Make an exact copy of the lines, leaving the pictures out.

■ Data records:
* START *

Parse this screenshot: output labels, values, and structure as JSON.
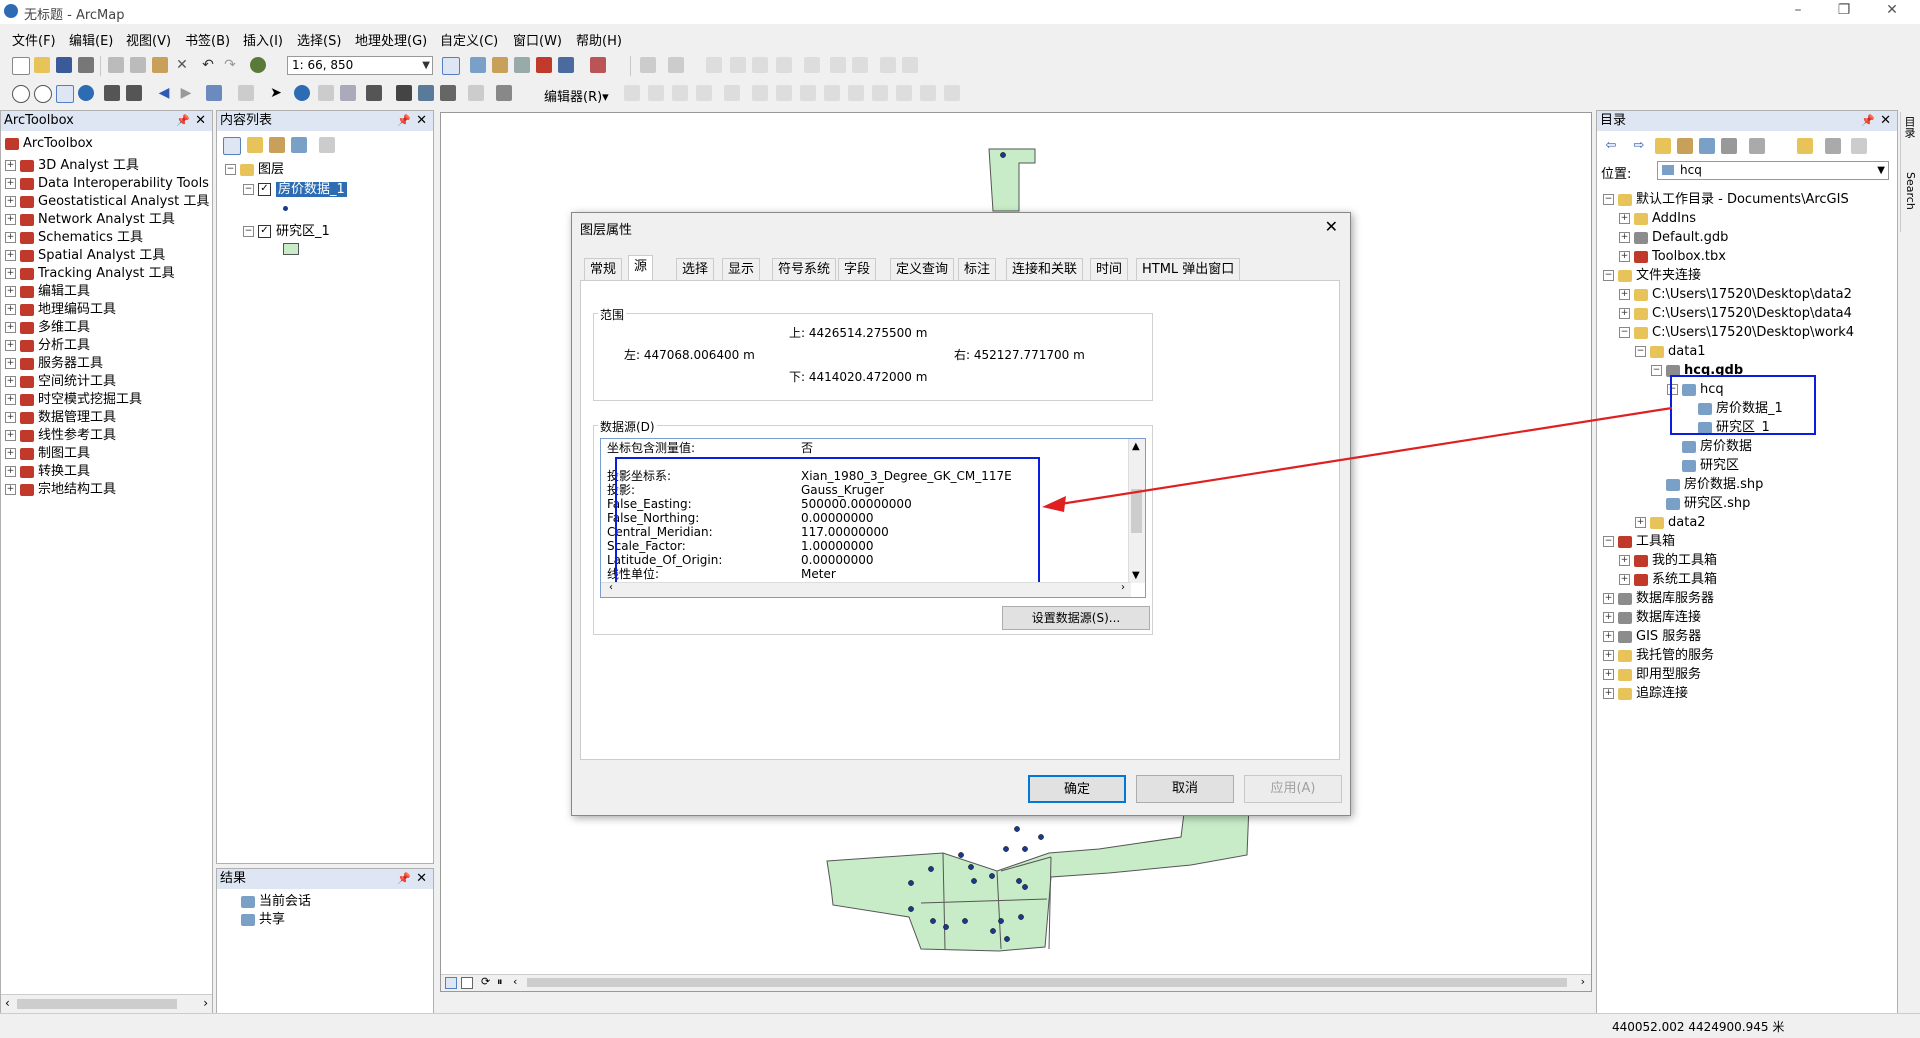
{
  "window": {
    "title": "无标题 - ArcMap"
  },
  "menu": [
    "文件(F)",
    "编辑(E)",
    "视图(V)",
    "书签(B)",
    "插入(I)",
    "选择(S)",
    "地理处理(G)",
    "自定义(C)",
    "窗口(W)",
    "帮助(H)"
  ],
  "toolbar": {
    "scale": "1: 66, 850",
    "editor": "编辑器(R)▾"
  },
  "arctoolbox": {
    "header": "ArcToolbox",
    "root": "ArcToolbox",
    "items": [
      "3D Analyst 工具",
      "Data Interoperability Tools",
      "Geostatistical Analyst 工具",
      "Network Analyst 工具",
      "Schematics 工具",
      "Spatial Analyst 工具",
      "Tracking Analyst 工具",
      "编辑工具",
      "地理编码工具",
      "多维工具",
      "分析工具",
      "服务器工具",
      "空间统计工具",
      "时空模式挖掘工具",
      "数据管理工具",
      "线性参考工具",
      "制图工具",
      "转换工具",
      "宗地结构工具"
    ]
  },
  "toc": {
    "header": "内容列表",
    "root": "图层",
    "layer1": "房价数据_1",
    "layer2": "研究区_1"
  },
  "results": {
    "header": "结果",
    "items": [
      "当前会话",
      "共享"
    ]
  },
  "catalog": {
    "header": "目录",
    "location_label": "位置:",
    "location_value": "hcq",
    "tree": [
      {
        "label": "默认工作目录 - Documents\\ArcGIS",
        "level": 0,
        "icon": "folder",
        "exp": "-"
      },
      {
        "label": "AddIns",
        "level": 1,
        "icon": "folder",
        "exp": "+"
      },
      {
        "label": "Default.gdb",
        "level": 1,
        "icon": "db",
        "exp": "+"
      },
      {
        "label": "Toolbox.tbx",
        "level": 1,
        "icon": "tbox",
        "exp": "+"
      },
      {
        "label": "文件夹连接",
        "level": 0,
        "icon": "folder",
        "exp": "-"
      },
      {
        "label": "C:\\Users\\17520\\Desktop\\data2",
        "level": 1,
        "icon": "folder",
        "exp": "+"
      },
      {
        "label": "C:\\Users\\17520\\Desktop\\data4",
        "level": 1,
        "icon": "folder",
        "exp": "+"
      },
      {
        "label": "C:\\Users\\17520\\Desktop\\work4",
        "level": 1,
        "icon": "folder",
        "exp": "-"
      },
      {
        "label": "data1",
        "level": 2,
        "icon": "folder",
        "exp": "-"
      },
      {
        "label": "hcq.gdb",
        "level": 3,
        "icon": "db",
        "exp": "-",
        "bold": true
      },
      {
        "label": "hcq",
        "level": 4,
        "icon": "layerico",
        "exp": "-"
      },
      {
        "label": "房价数据_1",
        "level": 5,
        "icon": "layerico",
        "exp": ""
      },
      {
        "label": "研究区_1",
        "level": 5,
        "icon": "layerico",
        "exp": ""
      },
      {
        "label": "房价数据",
        "level": 4,
        "icon": "layerico",
        "exp": ""
      },
      {
        "label": "研究区",
        "level": 4,
        "icon": "layerico",
        "exp": ""
      },
      {
        "label": "房价数据.shp",
        "level": 3,
        "icon": "layerico",
        "exp": ""
      },
      {
        "label": "研究区.shp",
        "level": 3,
        "icon": "layerico",
        "exp": ""
      },
      {
        "label": "data2",
        "level": 2,
        "icon": "folder",
        "exp": "+"
      },
      {
        "label": "工具箱",
        "level": 0,
        "icon": "tbox",
        "exp": "-"
      },
      {
        "label": "我的工具箱",
        "level": 1,
        "icon": "tbox",
        "exp": "+"
      },
      {
        "label": "系统工具箱",
        "level": 1,
        "icon": "tbox",
        "exp": "+"
      },
      {
        "label": "数据库服务器",
        "level": 0,
        "icon": "db",
        "exp": "+"
      },
      {
        "label": "数据库连接",
        "level": 0,
        "icon": "db",
        "exp": "+"
      },
      {
        "label": "GIS 服务器",
        "level": 0,
        "icon": "db",
        "exp": "+"
      },
      {
        "label": "我托管的服务",
        "level": 0,
        "icon": "folder",
        "exp": "+"
      },
      {
        "label": "即用型服务",
        "level": 0,
        "icon": "folder",
        "exp": "+"
      },
      {
        "label": "追踪连接",
        "level": 0,
        "icon": "folder",
        "exp": "+"
      }
    ]
  },
  "side_tabs": [
    "目录",
    "Search"
  ],
  "dialog": {
    "title": "图层属性",
    "tabs": [
      "常规",
      "源",
      "选择",
      "显示",
      "符号系统",
      "字段",
      "定义查询",
      "标注",
      "连接和关联",
      "时间",
      "HTML 弹出窗口"
    ],
    "extent_label": "范围",
    "top": "上:  4426514.275500 m",
    "left": "左:  447068.006400 m",
    "right": "右:  452127.771700 m",
    "bottom": "下:  4414020.472000 m",
    "source_label": "数据源(D)",
    "source": [
      [
        "坐标包含测量值:",
        "否"
      ],
      [
        "",
        ""
      ],
      [
        "投影坐标系:",
        "Xian_1980_3_Degree_GK_CM_117E"
      ],
      [
        "投影:",
        "Gauss_Kruger"
      ],
      [
        "False_Easting:",
        "500000.00000000"
      ],
      [
        "False_Northing:",
        "0.00000000"
      ],
      [
        "Central_Meridian:",
        "117.00000000"
      ],
      [
        "Scale_Factor:",
        "1.00000000"
      ],
      [
        "Latitude_Of_Origin:",
        "0.00000000"
      ],
      [
        "线性单位:",
        "Meter"
      ]
    ],
    "set_source_btn": "设置数据源(S)...",
    "ok": "确定",
    "cancel": "取消",
    "apply": "应用(A)"
  },
  "status": {
    "coords": "440052.002  4424900.945 米"
  },
  "colors": {
    "polygon_fill": "#c8ecc8",
    "point": "#1a3a8a",
    "highlight": "#0a1ee0",
    "arrow": "#e02020"
  }
}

* END *

■ Reply:
Parse this screenshot: output labels, values, and structure as JSON.
{
  "window": {
    "title": "无标题 - ArcMap"
  },
  "menu": [
    "文件(F)",
    "编辑(E)",
    "视图(V)",
    "书签(B)",
    "插入(I)",
    "选择(S)",
    "地理处理(G)",
    "自定义(C)",
    "窗口(W)",
    "帮助(H)"
  ],
  "toolbar": {
    "scale": "1: 66, 850",
    "editor": "编辑器(R)▾"
  },
  "arctoolbox": {
    "header": "ArcToolbox",
    "root": "ArcToolbox",
    "items": [
      "3D Analyst 工具",
      "Data Interoperability Tools",
      "Geostatistical Analyst 工具",
      "Network Analyst 工具",
      "Schematics 工具",
      "Spatial Analyst 工具",
      "Tracking Analyst 工具",
      "编辑工具",
      "地理编码工具",
      "多维工具",
      "分析工具",
      "服务器工具",
      "空间统计工具",
      "时空模式挖掘工具",
      "数据管理工具",
      "线性参考工具",
      "制图工具",
      "转换工具",
      "宗地结构工具"
    ]
  },
  "toc": {
    "header": "内容列表",
    "root": "图层",
    "layer1": "房价数据_1",
    "layer2": "研究区_1"
  },
  "results": {
    "header": "结果",
    "items": [
      "当前会话",
      "共享"
    ]
  },
  "catalog": {
    "header": "目录",
    "location_label": "位置:",
    "location_value": "hcq",
    "tree": [
      {
        "label": "默认工作目录 - Documents\\ArcGIS",
        "level": 0,
        "icon": "folder",
        "exp": "-"
      },
      {
        "label": "AddIns",
        "level": 1,
        "icon": "folder",
        "exp": "+"
      },
      {
        "label": "Default.gdb",
        "level": 1,
        "icon": "db",
        "exp": "+"
      },
      {
        "label": "Toolbox.tbx",
        "level": 1,
        "icon": "tbox",
        "exp": "+"
      },
      {
        "label": "文件夹连接",
        "level": 0,
        "icon": "folder",
        "exp": "-"
      },
      {
        "label": "C:\\Users\\17520\\Desktop\\data2",
        "level": 1,
        "icon": "folder",
        "exp": "+"
      },
      {
        "label": "C:\\Users\\17520\\Desktop\\data4",
        "level": 1,
        "icon": "folder",
        "exp": "+"
      },
      {
        "label": "C:\\Users\\17520\\Desktop\\work4",
        "level": 1,
        "icon": "folder",
        "exp": "-"
      },
      {
        "label": "data1",
        "level": 2,
        "icon": "folder",
        "exp": "-"
      },
      {
        "label": "hcq.gdb",
        "level": 3,
        "icon": "db",
        "exp": "-",
        "bold": true
      },
      {
        "label": "hcq",
        "level": 4,
        "icon": "layerico",
        "exp": "-"
      },
      {
        "label": "房价数据_1",
        "level": 5,
        "icon": "layerico",
        "exp": ""
      },
      {
        "label": "研究区_1",
        "level": 5,
        "icon": "layerico",
        "exp": ""
      },
      {
        "label": "房价数据",
        "level": 4,
        "icon": "layerico",
        "exp": ""
      },
      {
        "label": "研究区",
        "level": 4,
        "icon": "layerico",
        "exp": ""
      },
      {
        "label": "房价数据.shp",
        "level": 3,
        "icon": "layerico",
        "exp": ""
      },
      {
        "label": "研究区.shp",
        "level": 3,
        "icon": "layerico",
        "exp": ""
      },
      {
        "label": "data2",
        "level": 2,
        "icon": "folder",
        "exp": "+"
      },
      {
        "label": "工具箱",
        "level": 0,
        "icon": "tbox",
        "exp": "-"
      },
      {
        "label": "我的工具箱",
        "level": 1,
        "icon": "tbox",
        "exp": "+"
      },
      {
        "label": "系统工具箱",
        "level": 1,
        "icon": "tbox",
        "exp": "+"
      },
      {
        "label": "数据库服务器",
        "level": 0,
        "icon": "db",
        "exp": "+"
      },
      {
        "label": "数据库连接",
        "level": 0,
        "icon": "db",
        "exp": "+"
      },
      {
        "label": "GIS 服务器",
        "level": 0,
        "icon": "db",
        "exp": "+"
      },
      {
        "label": "我托管的服务",
        "level": 0,
        "icon": "folder",
        "exp": "+"
      },
      {
        "label": "即用型服务",
        "level": 0,
        "icon": "folder",
        "exp": "+"
      },
      {
        "label": "追踪连接",
        "level": 0,
        "icon": "folder",
        "exp": "+"
      }
    ]
  },
  "side_tabs": [
    "目录",
    "Search"
  ],
  "dialog": {
    "title": "图层属性",
    "tabs": [
      "常规",
      "源",
      "选择",
      "显示",
      "符号系统",
      "字段",
      "定义查询",
      "标注",
      "连接和关联",
      "时间",
      "HTML 弹出窗口"
    ],
    "extent_label": "范围",
    "top": "上:  4426514.275500 m",
    "left": "左:  447068.006400 m",
    "right": "右:  452127.771700 m",
    "bottom": "下:  4414020.472000 m",
    "source_label": "数据源(D)",
    "source": [
      [
        "坐标包含测量值:",
        "否"
      ],
      [
        "",
        ""
      ],
      [
        "投影坐标系:",
        "Xian_1980_3_Degree_GK_CM_117E"
      ],
      [
        "投影:",
        "Gauss_Kruger"
      ],
      [
        "False_Easting:",
        "500000.00000000"
      ],
      [
        "False_Northing:",
        "0.00000000"
      ],
      [
        "Central_Meridian:",
        "117.00000000"
      ],
      [
        "Scale_Factor:",
        "1.00000000"
      ],
      [
        "Latitude_Of_Origin:",
        "0.00000000"
      ],
      [
        "线性单位:",
        "Meter"
      ]
    ],
    "set_source_btn": "设置数据源(S)...",
    "ok": "确定",
    "cancel": "取消",
    "apply": "应用(A)"
  },
  "status": {
    "coords": "440052.002  4424900.945 米"
  },
  "colors": {
    "polygon_fill": "#c8ecc8",
    "point": "#1a3a8a",
    "highlight": "#0a1ee0",
    "arrow": "#e02020"
  }
}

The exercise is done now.